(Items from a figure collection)
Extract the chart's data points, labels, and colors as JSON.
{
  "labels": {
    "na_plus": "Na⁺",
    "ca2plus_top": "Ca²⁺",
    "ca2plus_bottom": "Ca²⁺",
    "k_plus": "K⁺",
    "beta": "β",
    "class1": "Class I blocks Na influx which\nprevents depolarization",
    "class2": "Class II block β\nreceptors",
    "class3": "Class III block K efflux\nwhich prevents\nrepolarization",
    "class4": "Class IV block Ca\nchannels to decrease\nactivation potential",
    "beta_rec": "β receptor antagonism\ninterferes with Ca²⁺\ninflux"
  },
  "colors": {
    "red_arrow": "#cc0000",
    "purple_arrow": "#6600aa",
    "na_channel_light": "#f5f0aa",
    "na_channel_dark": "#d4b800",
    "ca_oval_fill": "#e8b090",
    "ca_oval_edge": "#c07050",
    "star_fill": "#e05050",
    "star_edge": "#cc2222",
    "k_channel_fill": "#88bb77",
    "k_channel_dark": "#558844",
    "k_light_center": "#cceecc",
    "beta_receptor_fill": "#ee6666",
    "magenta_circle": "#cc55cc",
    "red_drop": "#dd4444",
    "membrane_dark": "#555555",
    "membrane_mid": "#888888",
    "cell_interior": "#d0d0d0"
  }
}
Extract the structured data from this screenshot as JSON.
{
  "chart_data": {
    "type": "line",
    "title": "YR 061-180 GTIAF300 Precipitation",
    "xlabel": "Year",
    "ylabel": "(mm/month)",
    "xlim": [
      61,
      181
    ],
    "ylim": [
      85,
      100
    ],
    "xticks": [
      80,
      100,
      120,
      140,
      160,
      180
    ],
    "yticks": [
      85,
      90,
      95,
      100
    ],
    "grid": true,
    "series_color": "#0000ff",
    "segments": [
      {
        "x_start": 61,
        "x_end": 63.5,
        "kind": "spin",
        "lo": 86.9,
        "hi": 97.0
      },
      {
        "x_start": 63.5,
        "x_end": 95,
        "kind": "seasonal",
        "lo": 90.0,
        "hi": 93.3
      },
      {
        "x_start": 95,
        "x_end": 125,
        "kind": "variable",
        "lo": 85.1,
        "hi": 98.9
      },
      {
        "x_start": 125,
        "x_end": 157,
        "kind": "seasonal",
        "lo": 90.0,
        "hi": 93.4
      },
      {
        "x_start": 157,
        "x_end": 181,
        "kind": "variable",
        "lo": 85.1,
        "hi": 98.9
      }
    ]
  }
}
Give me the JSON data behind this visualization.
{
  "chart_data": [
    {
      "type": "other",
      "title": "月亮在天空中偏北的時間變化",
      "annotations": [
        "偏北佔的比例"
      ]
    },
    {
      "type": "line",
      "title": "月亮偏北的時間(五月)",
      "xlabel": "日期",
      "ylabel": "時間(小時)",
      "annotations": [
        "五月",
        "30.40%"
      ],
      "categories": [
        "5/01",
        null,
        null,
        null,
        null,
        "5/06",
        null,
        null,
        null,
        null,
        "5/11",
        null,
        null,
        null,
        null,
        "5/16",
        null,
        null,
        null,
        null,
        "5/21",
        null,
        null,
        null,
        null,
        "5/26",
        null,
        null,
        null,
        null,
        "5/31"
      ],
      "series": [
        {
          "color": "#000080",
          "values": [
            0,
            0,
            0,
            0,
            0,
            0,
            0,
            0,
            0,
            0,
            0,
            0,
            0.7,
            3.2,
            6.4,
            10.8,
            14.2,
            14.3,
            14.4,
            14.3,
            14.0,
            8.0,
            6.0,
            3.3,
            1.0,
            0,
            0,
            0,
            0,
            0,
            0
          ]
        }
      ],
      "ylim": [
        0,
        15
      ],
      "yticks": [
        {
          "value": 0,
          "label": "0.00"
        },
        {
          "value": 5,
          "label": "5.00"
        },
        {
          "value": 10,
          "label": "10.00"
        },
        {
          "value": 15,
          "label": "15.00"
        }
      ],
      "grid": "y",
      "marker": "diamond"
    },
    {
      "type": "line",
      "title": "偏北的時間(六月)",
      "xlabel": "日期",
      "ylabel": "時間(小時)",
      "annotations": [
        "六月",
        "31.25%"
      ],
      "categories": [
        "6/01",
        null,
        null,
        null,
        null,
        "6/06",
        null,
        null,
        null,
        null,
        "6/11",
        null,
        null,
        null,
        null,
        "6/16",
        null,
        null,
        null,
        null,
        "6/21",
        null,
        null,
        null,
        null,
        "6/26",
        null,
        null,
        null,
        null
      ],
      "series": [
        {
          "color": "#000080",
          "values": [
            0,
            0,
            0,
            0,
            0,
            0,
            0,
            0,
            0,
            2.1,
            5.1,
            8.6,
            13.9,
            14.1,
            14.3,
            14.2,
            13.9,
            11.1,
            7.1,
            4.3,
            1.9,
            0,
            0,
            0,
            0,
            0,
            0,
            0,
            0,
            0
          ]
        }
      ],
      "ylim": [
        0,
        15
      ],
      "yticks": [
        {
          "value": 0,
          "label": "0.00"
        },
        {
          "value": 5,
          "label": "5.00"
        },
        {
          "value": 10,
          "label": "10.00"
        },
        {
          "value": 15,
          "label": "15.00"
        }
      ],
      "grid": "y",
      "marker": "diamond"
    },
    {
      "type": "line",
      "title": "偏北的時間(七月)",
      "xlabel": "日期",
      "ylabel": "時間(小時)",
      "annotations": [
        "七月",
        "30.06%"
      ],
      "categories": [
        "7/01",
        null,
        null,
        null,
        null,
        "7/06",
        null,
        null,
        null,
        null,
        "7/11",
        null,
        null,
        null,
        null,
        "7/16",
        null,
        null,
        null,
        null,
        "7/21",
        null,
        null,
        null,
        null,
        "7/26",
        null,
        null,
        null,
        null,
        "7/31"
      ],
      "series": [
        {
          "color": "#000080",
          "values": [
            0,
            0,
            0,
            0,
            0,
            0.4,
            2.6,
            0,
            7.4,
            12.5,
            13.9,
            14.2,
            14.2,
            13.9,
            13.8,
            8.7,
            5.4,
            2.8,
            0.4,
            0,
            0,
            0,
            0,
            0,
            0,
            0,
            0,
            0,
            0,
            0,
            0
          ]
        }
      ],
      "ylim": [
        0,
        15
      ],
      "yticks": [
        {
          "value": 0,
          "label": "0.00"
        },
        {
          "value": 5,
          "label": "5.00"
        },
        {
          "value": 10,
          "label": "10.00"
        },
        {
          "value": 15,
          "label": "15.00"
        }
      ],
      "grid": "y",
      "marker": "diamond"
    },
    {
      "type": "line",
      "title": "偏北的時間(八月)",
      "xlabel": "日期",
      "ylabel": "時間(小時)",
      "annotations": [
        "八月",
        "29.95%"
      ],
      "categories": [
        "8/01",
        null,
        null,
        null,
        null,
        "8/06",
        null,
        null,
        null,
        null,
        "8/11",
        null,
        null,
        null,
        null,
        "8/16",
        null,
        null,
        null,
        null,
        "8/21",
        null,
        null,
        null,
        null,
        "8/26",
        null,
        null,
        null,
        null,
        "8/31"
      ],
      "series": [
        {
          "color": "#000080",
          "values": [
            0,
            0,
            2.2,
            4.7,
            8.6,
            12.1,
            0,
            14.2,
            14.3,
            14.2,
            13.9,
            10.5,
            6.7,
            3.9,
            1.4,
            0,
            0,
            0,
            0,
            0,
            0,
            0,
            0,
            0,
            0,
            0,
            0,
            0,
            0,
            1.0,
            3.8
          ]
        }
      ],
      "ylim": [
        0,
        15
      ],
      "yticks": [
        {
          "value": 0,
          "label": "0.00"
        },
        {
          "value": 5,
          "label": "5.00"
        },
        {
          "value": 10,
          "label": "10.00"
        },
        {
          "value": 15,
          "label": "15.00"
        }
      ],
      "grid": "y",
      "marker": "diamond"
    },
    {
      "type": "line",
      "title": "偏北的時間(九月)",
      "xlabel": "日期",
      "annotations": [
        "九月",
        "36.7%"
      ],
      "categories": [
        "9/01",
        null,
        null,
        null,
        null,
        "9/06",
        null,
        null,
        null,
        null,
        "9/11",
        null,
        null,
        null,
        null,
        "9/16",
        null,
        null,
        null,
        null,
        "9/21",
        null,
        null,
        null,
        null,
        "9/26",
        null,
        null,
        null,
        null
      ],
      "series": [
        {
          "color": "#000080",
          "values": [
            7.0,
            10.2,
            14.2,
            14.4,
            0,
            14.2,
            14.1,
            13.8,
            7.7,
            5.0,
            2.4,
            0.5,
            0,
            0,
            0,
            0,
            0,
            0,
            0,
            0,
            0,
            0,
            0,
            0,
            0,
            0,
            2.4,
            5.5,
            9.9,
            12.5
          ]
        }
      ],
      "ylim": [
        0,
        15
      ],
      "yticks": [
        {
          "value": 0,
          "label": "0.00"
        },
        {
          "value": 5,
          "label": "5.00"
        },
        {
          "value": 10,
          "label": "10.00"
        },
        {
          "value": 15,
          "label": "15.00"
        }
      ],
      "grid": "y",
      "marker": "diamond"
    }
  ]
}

GOAL OF THE EXERCISE
In the entries above, find every line with the word "Extract" and list it.

RIGHT ANSWER
Extract the chart's data points, labels, and colors as JSON.
Extract the structured data from this screenshot as JSON.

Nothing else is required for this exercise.